--- begin ---

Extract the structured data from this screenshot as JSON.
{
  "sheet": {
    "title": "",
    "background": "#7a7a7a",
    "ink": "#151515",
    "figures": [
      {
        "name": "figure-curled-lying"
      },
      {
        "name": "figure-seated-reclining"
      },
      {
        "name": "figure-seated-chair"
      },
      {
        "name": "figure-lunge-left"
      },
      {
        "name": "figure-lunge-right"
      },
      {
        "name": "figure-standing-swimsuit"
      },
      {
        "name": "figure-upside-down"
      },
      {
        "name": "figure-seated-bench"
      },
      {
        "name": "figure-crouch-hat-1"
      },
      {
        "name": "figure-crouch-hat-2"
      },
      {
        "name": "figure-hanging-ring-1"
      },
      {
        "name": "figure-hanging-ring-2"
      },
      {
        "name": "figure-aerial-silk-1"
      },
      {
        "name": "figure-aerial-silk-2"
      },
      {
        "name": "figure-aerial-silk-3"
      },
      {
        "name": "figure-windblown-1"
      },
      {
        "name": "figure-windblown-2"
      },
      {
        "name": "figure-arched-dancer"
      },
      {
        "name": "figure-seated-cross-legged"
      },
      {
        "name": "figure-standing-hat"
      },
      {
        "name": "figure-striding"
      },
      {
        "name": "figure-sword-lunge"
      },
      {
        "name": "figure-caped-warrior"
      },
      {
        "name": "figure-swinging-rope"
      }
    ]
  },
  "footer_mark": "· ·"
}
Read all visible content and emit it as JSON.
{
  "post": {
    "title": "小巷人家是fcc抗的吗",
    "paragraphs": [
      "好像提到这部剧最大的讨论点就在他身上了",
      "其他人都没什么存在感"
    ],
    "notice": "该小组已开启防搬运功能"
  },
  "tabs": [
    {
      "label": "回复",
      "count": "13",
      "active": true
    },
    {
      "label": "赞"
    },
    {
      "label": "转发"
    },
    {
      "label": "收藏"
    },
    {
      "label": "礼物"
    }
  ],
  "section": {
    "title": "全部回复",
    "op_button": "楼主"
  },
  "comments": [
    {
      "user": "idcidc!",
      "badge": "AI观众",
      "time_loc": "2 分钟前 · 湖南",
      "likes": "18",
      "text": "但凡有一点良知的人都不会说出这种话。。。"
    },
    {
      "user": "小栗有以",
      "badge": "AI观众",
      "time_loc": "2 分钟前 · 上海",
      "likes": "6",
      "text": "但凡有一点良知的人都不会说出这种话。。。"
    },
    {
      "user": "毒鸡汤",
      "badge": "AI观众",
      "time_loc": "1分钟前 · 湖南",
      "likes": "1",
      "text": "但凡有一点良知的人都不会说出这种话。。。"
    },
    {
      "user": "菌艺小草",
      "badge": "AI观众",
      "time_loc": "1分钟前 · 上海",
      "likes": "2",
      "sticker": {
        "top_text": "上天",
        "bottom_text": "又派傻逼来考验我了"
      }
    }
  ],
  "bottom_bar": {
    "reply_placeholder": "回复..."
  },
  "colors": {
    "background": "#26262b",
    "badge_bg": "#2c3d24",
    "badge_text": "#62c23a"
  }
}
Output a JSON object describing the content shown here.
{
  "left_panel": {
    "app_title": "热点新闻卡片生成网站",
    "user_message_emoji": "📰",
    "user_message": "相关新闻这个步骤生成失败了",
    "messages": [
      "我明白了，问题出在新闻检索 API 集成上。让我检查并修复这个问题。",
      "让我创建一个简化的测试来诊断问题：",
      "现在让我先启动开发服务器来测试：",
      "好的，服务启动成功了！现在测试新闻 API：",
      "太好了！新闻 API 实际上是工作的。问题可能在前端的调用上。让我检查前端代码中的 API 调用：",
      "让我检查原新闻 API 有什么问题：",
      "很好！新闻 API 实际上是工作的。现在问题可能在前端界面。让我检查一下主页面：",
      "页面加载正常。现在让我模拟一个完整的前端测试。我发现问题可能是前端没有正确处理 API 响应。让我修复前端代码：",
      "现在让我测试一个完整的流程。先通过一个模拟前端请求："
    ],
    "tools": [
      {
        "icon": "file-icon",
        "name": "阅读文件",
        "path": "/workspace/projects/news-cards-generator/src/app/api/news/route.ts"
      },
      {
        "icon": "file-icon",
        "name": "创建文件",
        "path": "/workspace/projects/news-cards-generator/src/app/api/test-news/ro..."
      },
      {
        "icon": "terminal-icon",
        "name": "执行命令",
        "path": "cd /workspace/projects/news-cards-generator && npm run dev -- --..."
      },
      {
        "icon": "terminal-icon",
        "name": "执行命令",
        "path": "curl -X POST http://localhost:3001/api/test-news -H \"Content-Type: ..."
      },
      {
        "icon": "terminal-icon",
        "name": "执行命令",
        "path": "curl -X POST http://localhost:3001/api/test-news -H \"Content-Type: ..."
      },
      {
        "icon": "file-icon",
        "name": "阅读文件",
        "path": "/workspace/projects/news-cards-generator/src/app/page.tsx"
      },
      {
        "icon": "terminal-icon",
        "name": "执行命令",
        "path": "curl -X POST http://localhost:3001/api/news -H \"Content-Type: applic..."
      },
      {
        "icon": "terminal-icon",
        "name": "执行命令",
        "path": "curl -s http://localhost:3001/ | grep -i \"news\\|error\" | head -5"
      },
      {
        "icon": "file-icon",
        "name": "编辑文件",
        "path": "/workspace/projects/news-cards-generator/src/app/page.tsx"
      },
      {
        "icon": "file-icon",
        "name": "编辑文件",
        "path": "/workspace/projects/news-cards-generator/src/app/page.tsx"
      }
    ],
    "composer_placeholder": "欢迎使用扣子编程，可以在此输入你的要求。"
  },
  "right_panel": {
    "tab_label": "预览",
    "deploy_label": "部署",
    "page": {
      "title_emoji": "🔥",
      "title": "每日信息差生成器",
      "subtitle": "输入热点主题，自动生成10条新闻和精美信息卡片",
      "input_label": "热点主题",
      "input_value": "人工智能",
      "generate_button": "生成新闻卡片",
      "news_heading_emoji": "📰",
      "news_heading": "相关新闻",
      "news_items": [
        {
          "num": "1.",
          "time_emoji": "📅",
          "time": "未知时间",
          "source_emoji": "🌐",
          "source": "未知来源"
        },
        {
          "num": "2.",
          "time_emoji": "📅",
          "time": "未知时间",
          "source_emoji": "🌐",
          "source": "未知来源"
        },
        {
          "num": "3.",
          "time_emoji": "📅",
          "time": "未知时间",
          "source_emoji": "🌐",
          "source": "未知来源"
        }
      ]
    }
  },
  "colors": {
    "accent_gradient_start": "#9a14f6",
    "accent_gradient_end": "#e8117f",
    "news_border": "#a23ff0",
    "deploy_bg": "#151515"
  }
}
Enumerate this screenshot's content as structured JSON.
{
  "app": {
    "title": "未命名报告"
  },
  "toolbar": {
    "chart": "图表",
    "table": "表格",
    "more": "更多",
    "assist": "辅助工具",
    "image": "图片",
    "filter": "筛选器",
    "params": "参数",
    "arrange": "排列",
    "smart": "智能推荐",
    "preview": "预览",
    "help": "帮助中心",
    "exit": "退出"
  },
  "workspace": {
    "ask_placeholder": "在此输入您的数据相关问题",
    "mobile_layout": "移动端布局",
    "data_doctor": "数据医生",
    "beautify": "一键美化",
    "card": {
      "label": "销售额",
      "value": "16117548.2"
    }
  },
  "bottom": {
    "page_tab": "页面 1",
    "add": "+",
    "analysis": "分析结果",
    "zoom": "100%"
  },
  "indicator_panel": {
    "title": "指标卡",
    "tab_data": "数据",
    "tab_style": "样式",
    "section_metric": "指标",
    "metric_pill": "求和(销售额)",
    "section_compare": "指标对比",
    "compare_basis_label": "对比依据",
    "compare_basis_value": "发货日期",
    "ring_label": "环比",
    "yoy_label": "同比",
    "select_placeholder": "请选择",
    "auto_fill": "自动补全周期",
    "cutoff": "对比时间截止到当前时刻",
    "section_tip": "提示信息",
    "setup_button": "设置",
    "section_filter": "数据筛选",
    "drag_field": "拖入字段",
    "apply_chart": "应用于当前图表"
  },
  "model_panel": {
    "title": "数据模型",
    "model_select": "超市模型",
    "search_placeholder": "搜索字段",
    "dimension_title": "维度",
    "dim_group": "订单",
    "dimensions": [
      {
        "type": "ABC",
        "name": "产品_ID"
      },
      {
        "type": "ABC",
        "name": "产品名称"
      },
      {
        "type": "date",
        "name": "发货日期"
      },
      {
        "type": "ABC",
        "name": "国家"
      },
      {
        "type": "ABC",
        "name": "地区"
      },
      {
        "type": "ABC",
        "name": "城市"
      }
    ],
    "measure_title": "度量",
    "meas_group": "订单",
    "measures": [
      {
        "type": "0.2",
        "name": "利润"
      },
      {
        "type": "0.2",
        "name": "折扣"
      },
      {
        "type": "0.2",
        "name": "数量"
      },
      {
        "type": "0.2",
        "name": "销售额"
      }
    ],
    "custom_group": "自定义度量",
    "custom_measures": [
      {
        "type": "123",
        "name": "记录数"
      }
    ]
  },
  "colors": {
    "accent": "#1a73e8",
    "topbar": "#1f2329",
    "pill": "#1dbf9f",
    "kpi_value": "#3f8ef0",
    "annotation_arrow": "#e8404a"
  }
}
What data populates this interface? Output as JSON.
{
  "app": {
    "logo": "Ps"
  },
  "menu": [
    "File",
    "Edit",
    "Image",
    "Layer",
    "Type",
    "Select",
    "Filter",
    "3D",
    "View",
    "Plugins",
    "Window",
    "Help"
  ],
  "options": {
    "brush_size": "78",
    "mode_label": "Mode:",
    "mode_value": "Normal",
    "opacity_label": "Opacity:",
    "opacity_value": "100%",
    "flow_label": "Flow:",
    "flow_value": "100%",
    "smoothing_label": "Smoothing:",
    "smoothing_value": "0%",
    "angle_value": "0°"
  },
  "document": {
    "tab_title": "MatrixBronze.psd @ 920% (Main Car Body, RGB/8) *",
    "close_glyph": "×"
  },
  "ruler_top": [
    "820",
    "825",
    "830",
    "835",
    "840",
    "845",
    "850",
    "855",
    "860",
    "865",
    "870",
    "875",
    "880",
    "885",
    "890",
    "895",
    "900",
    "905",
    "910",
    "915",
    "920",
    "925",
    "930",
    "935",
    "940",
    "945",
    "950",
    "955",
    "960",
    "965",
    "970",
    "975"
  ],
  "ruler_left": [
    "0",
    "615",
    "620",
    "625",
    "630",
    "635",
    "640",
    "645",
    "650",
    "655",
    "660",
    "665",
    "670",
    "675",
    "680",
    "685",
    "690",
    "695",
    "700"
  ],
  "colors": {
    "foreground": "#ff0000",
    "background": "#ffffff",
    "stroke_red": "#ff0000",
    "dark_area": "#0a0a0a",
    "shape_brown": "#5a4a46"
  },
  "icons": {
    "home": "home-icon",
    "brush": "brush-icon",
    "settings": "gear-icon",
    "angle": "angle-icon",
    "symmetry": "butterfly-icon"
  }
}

--- end ---

**Task details:**
Copy out every line of the data that includes the word "hanging".

**Answer:**
        "name": "figure-hanging-ring-1"
        "name": "figure-hanging-ring-2"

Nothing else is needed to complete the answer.